Stated goal —
Check every line for the word "JSON" and state how many lines have it. Reply with the number alone.

Records —
______________________________

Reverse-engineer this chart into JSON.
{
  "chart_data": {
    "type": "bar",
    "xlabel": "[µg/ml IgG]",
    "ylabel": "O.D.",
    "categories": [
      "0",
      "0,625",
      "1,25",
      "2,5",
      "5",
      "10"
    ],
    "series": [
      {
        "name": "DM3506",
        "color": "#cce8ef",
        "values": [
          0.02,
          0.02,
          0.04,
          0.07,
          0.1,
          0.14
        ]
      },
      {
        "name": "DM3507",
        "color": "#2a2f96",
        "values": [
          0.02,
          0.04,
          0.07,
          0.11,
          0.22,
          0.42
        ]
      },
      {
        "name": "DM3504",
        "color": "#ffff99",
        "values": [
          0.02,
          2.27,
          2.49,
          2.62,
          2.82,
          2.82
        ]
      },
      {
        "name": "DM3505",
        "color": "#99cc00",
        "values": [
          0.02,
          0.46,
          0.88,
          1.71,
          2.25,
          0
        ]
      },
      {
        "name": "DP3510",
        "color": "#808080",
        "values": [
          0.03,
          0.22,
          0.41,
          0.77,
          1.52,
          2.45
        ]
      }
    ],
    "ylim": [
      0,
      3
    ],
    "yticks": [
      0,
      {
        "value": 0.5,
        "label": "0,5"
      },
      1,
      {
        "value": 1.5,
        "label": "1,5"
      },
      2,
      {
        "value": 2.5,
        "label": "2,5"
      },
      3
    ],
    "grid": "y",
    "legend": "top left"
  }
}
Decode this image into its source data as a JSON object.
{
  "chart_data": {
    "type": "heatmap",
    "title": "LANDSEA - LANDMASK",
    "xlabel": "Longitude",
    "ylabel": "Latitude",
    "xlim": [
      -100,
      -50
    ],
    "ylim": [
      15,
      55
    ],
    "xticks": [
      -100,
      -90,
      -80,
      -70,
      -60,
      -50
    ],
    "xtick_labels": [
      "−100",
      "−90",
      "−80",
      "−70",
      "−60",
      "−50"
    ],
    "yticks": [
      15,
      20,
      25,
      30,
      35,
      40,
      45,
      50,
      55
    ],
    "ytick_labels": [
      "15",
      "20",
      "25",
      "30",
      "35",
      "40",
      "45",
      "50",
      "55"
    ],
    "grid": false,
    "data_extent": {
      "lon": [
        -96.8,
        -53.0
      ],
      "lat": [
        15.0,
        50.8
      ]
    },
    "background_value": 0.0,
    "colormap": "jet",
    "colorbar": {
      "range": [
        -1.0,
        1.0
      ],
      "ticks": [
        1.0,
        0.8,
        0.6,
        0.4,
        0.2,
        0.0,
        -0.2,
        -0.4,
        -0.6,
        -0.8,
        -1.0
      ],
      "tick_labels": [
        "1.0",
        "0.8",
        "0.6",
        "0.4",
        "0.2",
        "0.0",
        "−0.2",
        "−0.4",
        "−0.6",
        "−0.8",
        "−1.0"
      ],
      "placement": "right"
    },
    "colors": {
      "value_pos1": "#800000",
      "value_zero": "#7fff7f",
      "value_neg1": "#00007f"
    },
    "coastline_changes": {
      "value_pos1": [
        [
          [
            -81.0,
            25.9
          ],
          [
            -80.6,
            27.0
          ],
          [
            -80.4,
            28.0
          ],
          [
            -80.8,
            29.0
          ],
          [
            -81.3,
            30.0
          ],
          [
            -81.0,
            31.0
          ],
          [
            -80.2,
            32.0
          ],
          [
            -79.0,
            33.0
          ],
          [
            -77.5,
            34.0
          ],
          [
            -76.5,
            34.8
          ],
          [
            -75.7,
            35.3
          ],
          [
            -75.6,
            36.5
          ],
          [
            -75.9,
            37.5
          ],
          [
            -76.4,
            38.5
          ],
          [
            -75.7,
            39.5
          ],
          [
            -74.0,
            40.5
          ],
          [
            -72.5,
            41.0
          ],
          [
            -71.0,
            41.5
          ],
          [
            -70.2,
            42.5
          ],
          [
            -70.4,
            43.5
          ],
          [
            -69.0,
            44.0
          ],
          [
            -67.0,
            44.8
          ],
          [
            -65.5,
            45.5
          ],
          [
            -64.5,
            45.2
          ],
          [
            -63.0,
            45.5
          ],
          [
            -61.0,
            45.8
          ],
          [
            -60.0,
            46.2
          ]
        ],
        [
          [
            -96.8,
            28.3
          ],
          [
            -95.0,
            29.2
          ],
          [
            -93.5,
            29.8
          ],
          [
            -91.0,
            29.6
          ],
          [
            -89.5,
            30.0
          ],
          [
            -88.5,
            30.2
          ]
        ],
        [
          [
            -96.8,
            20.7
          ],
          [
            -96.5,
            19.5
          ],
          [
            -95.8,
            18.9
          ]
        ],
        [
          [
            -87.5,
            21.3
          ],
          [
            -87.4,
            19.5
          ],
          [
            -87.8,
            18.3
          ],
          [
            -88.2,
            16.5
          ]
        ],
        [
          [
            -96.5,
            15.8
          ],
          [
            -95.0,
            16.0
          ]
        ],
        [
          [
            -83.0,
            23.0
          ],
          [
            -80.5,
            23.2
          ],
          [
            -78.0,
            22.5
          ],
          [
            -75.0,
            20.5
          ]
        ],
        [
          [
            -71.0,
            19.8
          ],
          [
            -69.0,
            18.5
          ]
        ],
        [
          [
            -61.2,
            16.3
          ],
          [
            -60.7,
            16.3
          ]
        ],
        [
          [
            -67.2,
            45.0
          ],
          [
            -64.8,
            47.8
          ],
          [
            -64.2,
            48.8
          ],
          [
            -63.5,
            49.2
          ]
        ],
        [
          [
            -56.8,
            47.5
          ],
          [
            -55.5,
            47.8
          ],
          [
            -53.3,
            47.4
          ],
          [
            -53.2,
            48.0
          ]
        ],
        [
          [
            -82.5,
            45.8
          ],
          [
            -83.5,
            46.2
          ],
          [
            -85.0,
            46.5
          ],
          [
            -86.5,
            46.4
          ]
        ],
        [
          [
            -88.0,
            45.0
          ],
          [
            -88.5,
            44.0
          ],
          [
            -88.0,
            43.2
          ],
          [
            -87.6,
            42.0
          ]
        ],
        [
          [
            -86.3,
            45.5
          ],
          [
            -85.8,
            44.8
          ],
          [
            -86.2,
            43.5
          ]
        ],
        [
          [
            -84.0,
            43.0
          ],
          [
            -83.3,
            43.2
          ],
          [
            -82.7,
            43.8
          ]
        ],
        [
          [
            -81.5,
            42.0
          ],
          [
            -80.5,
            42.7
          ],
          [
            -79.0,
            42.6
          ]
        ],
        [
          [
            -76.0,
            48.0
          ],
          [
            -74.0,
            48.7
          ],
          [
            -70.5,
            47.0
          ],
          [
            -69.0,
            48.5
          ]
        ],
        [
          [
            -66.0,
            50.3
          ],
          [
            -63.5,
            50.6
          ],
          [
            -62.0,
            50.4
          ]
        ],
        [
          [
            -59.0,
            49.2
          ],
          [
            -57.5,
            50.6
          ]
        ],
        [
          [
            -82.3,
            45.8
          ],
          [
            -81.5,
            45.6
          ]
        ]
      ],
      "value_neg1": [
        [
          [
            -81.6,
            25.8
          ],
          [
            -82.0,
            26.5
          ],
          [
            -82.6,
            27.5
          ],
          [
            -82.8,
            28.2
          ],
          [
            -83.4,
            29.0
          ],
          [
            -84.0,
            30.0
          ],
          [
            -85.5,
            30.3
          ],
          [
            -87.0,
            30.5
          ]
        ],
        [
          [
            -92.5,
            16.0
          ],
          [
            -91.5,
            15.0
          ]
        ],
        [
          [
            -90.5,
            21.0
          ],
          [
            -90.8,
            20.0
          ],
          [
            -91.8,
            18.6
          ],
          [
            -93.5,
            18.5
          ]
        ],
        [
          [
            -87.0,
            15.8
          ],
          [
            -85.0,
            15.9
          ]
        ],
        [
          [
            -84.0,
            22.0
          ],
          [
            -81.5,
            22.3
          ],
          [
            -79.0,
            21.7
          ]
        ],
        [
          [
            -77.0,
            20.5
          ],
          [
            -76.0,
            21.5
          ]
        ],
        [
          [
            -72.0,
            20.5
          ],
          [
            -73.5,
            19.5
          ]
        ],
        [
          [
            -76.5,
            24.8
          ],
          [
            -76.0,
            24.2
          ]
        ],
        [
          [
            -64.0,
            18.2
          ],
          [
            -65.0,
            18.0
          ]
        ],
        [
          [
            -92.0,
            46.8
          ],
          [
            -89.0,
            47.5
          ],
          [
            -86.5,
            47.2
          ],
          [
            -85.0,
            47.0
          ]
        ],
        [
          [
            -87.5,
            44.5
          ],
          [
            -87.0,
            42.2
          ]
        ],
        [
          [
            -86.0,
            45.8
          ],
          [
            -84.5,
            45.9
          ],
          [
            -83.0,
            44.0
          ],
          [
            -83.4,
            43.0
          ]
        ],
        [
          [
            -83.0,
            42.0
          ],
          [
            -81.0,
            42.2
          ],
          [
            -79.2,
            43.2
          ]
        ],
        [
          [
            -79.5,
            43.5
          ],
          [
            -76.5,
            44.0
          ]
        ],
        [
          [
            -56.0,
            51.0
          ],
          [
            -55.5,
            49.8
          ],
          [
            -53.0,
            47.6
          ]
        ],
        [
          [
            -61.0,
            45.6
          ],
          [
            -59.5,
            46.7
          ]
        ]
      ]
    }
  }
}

______________________________

Result of this task —
2